WRITTEN INSTRUCTION
Find the string "liquid" in the listing and report every line that has it.

Data records:
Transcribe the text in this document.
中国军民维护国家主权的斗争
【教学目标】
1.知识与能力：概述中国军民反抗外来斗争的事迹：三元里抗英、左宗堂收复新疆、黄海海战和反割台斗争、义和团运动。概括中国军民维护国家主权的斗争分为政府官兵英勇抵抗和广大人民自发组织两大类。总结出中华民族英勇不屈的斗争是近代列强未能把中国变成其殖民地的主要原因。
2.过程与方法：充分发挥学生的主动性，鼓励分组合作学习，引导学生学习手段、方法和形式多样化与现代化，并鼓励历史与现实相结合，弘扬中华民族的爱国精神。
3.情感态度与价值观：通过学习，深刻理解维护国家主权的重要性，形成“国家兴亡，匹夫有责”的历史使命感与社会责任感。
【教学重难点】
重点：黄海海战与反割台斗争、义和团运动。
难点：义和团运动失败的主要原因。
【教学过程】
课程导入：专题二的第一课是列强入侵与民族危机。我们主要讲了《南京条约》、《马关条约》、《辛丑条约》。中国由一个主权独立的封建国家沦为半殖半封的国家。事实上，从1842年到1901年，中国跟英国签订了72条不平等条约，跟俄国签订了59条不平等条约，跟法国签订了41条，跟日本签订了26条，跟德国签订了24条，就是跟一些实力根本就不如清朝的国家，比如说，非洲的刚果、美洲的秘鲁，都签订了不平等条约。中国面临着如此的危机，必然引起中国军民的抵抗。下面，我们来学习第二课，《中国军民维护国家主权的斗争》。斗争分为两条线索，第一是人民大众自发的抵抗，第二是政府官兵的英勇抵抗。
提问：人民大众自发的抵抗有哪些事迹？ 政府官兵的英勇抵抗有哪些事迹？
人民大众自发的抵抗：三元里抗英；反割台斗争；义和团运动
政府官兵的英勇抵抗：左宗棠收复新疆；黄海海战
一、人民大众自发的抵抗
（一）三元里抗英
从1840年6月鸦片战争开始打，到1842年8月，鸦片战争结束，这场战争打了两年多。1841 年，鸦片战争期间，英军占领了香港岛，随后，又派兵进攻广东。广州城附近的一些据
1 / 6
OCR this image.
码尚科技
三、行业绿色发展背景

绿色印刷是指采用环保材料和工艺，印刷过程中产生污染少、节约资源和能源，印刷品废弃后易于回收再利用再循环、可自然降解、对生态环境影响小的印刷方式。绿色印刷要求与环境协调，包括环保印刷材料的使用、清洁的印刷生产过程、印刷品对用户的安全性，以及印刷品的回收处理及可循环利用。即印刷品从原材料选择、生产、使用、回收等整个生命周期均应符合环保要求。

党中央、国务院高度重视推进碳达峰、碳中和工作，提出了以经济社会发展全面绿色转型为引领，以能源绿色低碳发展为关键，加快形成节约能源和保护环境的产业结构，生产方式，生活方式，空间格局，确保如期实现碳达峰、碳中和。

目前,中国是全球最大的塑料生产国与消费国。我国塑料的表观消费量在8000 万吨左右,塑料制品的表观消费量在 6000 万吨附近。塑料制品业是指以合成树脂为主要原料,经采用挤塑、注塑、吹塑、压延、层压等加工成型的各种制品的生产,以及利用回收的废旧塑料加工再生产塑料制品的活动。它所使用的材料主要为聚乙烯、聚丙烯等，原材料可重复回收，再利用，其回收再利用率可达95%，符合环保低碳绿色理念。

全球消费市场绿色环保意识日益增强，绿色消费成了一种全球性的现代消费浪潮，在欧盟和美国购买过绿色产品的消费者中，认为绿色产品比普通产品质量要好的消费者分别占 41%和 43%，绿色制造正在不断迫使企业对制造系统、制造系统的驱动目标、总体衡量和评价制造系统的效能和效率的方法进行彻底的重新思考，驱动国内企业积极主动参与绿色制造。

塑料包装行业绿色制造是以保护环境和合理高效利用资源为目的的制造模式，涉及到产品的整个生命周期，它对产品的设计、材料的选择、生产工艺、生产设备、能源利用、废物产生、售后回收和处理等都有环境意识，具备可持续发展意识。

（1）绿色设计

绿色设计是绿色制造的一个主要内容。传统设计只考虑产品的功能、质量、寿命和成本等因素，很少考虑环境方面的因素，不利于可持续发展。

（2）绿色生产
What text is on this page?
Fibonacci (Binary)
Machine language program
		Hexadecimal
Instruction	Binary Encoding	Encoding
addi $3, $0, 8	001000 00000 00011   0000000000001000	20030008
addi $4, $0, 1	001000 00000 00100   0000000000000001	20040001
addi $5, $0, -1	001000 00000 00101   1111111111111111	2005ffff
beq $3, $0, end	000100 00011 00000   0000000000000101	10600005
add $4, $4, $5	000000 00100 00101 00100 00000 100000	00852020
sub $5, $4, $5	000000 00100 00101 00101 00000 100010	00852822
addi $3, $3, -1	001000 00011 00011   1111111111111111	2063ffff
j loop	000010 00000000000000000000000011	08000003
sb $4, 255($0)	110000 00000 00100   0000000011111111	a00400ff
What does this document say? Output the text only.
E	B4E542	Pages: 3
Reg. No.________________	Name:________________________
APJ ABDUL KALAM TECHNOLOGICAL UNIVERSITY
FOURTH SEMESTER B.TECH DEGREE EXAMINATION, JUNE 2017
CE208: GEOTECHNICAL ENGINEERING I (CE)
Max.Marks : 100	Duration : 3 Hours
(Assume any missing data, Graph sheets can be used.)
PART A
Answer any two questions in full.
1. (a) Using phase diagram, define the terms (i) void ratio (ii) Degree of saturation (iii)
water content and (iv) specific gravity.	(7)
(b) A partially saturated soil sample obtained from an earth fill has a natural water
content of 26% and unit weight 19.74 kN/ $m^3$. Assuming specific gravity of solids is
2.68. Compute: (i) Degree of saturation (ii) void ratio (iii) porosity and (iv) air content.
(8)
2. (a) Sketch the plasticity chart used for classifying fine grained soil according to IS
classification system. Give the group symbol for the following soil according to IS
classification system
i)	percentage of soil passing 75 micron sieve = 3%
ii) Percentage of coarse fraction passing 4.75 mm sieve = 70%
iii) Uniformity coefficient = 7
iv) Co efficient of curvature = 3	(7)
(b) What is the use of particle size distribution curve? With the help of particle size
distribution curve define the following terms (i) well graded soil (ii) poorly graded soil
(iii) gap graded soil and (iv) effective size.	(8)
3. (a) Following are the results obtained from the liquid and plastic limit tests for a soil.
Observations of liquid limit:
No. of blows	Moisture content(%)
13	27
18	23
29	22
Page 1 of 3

TASK RESULT
3. (a) Following are the results obtained from the liquid and plastic limit tests for a soil.
Observations of liquid limit:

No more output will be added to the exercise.